● **PROBLEM DETAILS**:
Find all the lines with "kind" and gather them.

-- begin --

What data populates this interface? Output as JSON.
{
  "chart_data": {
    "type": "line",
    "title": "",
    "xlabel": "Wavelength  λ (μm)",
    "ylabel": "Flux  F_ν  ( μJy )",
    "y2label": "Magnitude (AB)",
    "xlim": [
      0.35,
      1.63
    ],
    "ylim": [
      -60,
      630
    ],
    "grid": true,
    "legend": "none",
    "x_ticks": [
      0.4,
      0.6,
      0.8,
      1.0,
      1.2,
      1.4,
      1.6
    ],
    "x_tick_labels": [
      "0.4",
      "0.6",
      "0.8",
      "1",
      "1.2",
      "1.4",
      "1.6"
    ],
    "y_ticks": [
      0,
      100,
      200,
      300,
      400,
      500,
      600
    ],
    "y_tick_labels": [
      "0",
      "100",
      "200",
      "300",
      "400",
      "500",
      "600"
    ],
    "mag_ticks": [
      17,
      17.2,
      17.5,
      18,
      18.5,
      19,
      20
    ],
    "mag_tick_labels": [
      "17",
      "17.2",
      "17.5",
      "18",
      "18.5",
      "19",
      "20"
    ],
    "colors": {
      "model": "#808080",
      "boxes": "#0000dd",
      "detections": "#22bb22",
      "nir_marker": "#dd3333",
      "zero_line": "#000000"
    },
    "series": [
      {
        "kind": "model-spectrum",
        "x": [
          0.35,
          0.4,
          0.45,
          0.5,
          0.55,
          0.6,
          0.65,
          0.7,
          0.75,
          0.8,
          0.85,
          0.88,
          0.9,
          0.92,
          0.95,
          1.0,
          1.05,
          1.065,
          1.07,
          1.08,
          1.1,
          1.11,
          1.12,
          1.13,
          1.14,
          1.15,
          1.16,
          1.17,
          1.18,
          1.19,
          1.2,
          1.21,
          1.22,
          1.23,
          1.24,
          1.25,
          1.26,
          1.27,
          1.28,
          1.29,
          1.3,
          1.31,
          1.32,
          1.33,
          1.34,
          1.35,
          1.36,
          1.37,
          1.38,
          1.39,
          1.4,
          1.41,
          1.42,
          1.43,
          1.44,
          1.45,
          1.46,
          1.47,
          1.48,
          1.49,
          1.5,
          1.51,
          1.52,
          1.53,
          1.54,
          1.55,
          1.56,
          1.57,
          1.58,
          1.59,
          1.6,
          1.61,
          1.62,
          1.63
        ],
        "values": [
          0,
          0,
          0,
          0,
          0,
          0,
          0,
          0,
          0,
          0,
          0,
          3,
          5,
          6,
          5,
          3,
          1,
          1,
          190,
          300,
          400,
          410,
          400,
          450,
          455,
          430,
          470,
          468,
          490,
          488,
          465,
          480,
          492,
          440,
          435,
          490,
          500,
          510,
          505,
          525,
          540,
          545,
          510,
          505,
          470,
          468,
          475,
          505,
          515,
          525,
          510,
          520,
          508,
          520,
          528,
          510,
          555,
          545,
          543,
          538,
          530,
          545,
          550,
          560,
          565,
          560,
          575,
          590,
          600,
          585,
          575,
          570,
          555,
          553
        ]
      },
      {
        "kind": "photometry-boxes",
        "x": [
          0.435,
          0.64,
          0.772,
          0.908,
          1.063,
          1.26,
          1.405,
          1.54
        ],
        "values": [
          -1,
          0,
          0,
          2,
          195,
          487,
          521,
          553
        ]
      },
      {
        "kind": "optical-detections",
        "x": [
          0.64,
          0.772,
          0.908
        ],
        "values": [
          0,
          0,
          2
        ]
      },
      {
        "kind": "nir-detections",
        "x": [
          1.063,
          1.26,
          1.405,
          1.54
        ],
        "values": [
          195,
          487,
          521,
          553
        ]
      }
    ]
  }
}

-- end --

● **WORKED ANSWER**:
        "kind": "model-spectrum",
        "kind": "photometry-boxes",
        "kind": "optical-detections",
        "kind": "nir-detections",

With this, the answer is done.